## Exercise requirements
Omit the pictures and output every entry below exactly as written.

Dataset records
━━━━━━
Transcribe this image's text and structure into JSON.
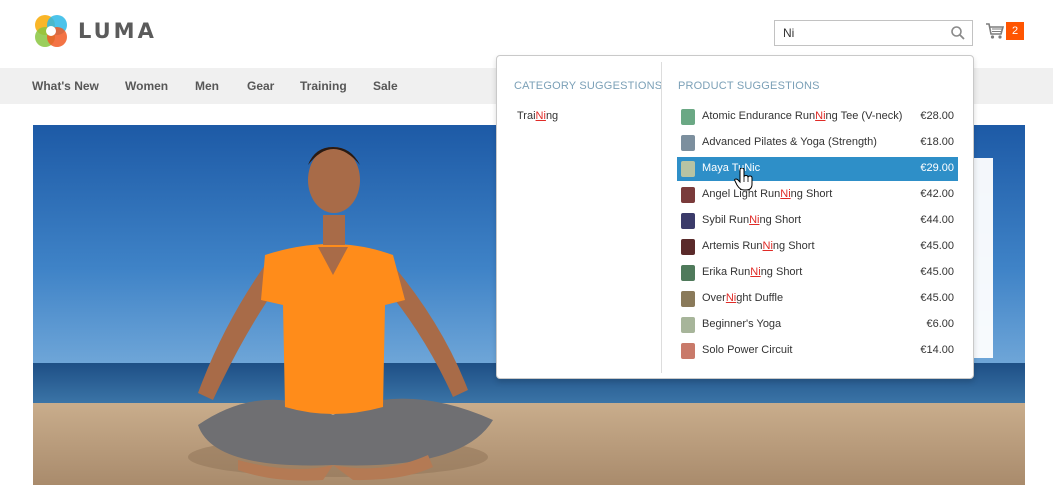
{
  "header": {
    "logo_text": "LUMA",
    "search_value": "Ni",
    "cart_count": "2"
  },
  "nav": {
    "items": [
      "What's New",
      "Women",
      "Men",
      "Gear",
      "Training",
      "Sale"
    ]
  },
  "search_dropdown": {
    "category_title": "CATEGORY SUGGESTIONS",
    "product_title": "PRODUCT SUGGESTIONS",
    "categories": [
      {
        "pre": "Trai",
        "match": "Ni",
        "post": "ng"
      }
    ],
    "products": [
      {
        "pre": "Atomic Endurance Run",
        "match": "Ni",
        "post": "ng Tee (V-neck)",
        "price": "€28.00",
        "thumb": "#6aa884"
      },
      {
        "pre": "Advanced Pilates & Yoga (Strength)",
        "match": "",
        "post": "",
        "price": "€18.00",
        "thumb": "#7c8f9e"
      },
      {
        "pre": "Maya Tu",
        "match": "Ni",
        "post": "c",
        "price": "€29.00",
        "thumb": "#b7c3a3",
        "active": true
      },
      {
        "pre": "Angel Light Run",
        "match": "Ni",
        "post": "ng Short",
        "price": "€42.00",
        "thumb": "#7a3b3b"
      },
      {
        "pre": "Sybil Run",
        "match": "Ni",
        "post": "ng Short",
        "price": "€44.00",
        "thumb": "#3b3b6a"
      },
      {
        "pre": "Artemis Run",
        "match": "Ni",
        "post": "ng Short",
        "price": "€45.00",
        "thumb": "#5a2a2a"
      },
      {
        "pre": "Erika Run",
        "match": "Ni",
        "post": "ng Short",
        "price": "€45.00",
        "thumb": "#4f7a5b"
      },
      {
        "pre": "Over",
        "match": "Ni",
        "post": "ght Duffle",
        "price": "€45.00",
        "thumb": "#8a7a5a"
      },
      {
        "pre": "Beginner's Yoga",
        "match": "",
        "post": "",
        "price": "€6.00",
        "thumb": "#a7b59a"
      },
      {
        "pre": "Solo Power Circuit",
        "match": "",
        "post": "",
        "price": "€14.00",
        "thumb": "#c97a6a"
      }
    ]
  },
  "colors": {
    "accent": "#2e8fc8",
    "highlight": "#e02b27",
    "cart_badge": "#ff5501"
  }
}
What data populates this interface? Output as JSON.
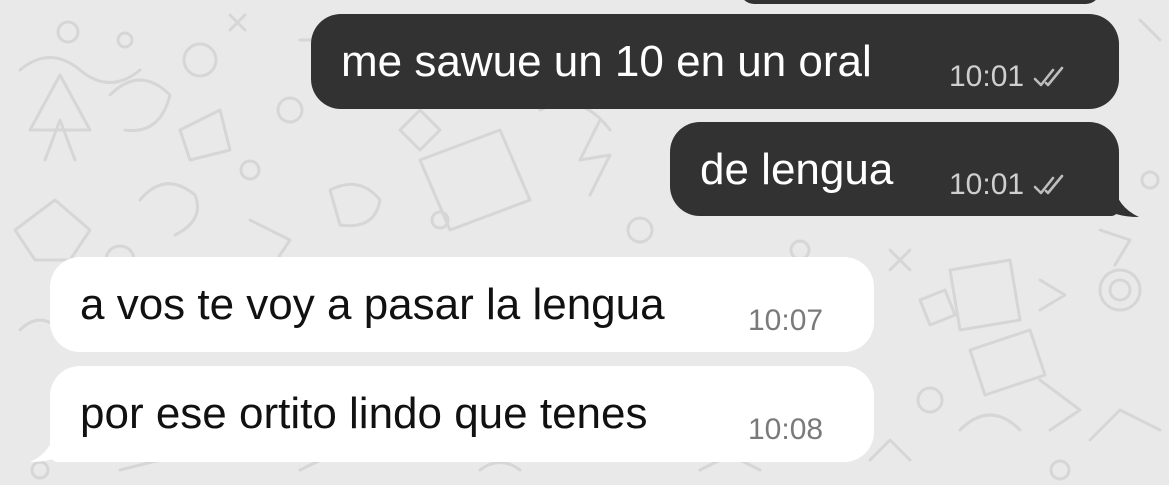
{
  "messages": [
    {
      "direction": "outgoing",
      "text": "me sawue un 10 en un oral",
      "time": "10:01",
      "status": "read-double-check"
    },
    {
      "direction": "outgoing",
      "text": "de lengua",
      "time": "10:01",
      "status": "read-double-check"
    },
    {
      "direction": "incoming",
      "text": "a vos te voy a pasar la lengua",
      "time": "10:07"
    },
    {
      "direction": "incoming",
      "text": "por ese ortito lindo que tenes",
      "time": "10:08"
    }
  ],
  "colors": {
    "background": "#e9e9e9",
    "outgoing_bubble": "#323232",
    "incoming_bubble": "#ffffff",
    "outgoing_text": "#ffffff",
    "incoming_text": "#111111"
  }
}
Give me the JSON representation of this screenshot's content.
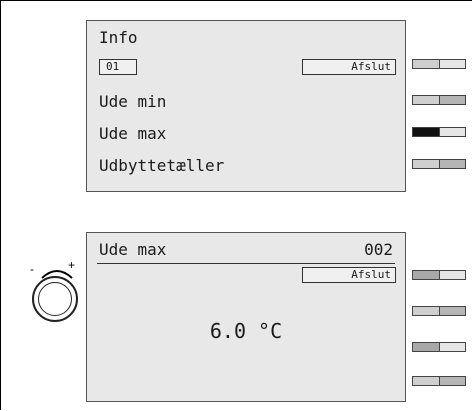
{
  "panel_top": {
    "title": "Info",
    "field_value": "01",
    "exit_label": "Afslut",
    "items": [
      "Ude min",
      "Ude max",
      "Udbyttetæller"
    ]
  },
  "panel_bottom": {
    "title": "Ude max",
    "code": "002",
    "exit_label": "Afslut",
    "value": "6.0 °C"
  },
  "knob": {
    "minus": "-",
    "plus": "+"
  }
}
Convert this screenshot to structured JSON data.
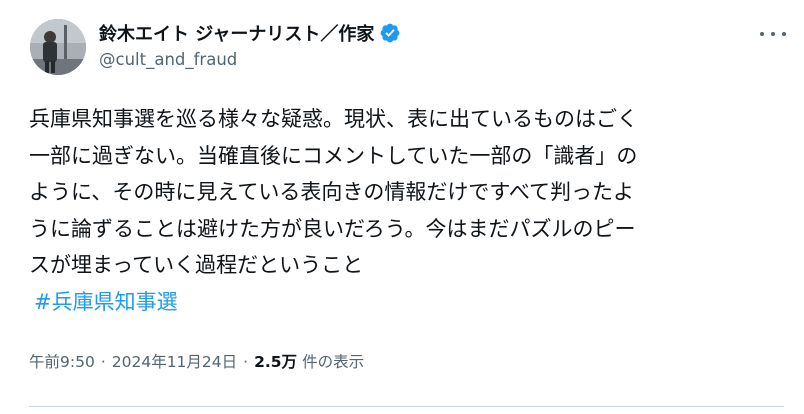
━━━━━━
## Exercise result
Transcribe this image's text and structure into JSON.
{
  "header": {
    "logo_text": "LUMA",
    "search_value": "Ni",
    "cart_count": "2"
  },
  "nav": {
    "items": [
      "What's New",
      "Women",
      "Men",
      "Gear",
      "Training",
      "Sale"
    ]
  },
  "search_dropdown": {
    "category_title": "CATEGORY SUGGESTIONS",
    "product_title": "PRODUCT SUGGESTIONS",
    "categories": [
      {
        "pre": "Trai",
        "match": "Ni",
        "post": "ng"
      }
    ],
    "products": [
      {
        "pre": "Atomic Endurance Run",
        "match": "Ni",
        "post": "ng Tee (V-neck)",
        "price": "€28.00",
        "thumb": "#6aa884"
      },
      {
        "pre": "Advanced Pilates & Yoga (Strength)",
        "match": "",
        "post": "",
        "price": "€18.00",
        "thumb": "#7c8f9e"
      },
      {
        "pre": "Maya Tu",
        "match": "Ni",
        "post": "c",
        "price": "€29.00",
        "thumb": "#b7c3a3",
        "active": true
      },
      {
        "pre": "Angel Light Run",
        "match": "Ni",
        "post": "ng Short",
        "price": "€42.00",
        "thumb": "#7a3b3b"
      },
      {
        "pre": "Sybil Run",
        "match": "Ni",
        "post": "ng Short",
        "price": "€44.00",
        "thumb": "#3b3b6a"
      },
      {
        "pre": "Artemis Run",
        "match": "Ni",
        "post": "ng Short",
        "price": "€45.00",
        "thumb": "#5a2a2a"
      },
      {
        "pre": "Erika Run",
        "match": "Ni",
        "post": "ng Short",
        "price": "€45.00",
        "thumb": "#4f7a5b"
      },
      {
        "pre": "Over",
        "match": "Ni",
        "post": "ght Duffle",
        "price": "€45.00",
        "thumb": "#8a7a5a"
      },
      {
        "pre": "Beginner's Yoga",
        "match": "",
        "post": "",
        "price": "€6.00",
        "thumb": "#a7b59a"
      },
      {
        "pre": "Solo Power Circuit",
        "match": "",
        "post": "",
        "price": "€14.00",
        "thumb": "#c97a6a"
      }
    ]
  },
  "colors": {
    "accent": "#2e8fc8",
    "highlight": "#e02b27",
    "cart_badge": "#ff5501"
  }
}
What data populates this interface? Output as JSON.
{
  "messages": [
    {
      "direction": "outgoing",
      "text": "me sawue un 10 en un oral",
      "time": "10:01",
      "status": "read-double-check"
    },
    {
      "direction": "outgoing",
      "text": "de lengua",
      "time": "10:01",
      "status": "read-double-check"
    },
    {
      "direction": "incoming",
      "text": "a vos te voy a pasar la lengua",
      "time": "10:07"
    },
    {
      "direction": "incoming",
      "text": "por ese ortito lindo que tenes",
      "time": "10:08"
    }
  ],
  "colors": {
    "background": "#e9e9e9",
    "outgoing_bubble": "#323232",
    "incoming_bubble": "#ffffff",
    "outgoing_text": "#ffffff",
    "incoming_text": "#111111"
  }
}
Give me the JSON representation of this screenshot's content.
{
  "panel_top": {
    "title": "Info",
    "field_value": "01",
    "exit_label": "Afslut",
    "items": [
      "Ude min",
      "Ude max",
      "Udbyttetæller"
    ]
  },
  "panel_bottom": {
    "title": "Ude max",
    "code": "002",
    "exit_label": "Afslut",
    "value": "6.0 °C"
  },
  "knob": {
    "minus": "-",
    "plus": "+"
  }
}
Convert this screenshot to structured JSON data.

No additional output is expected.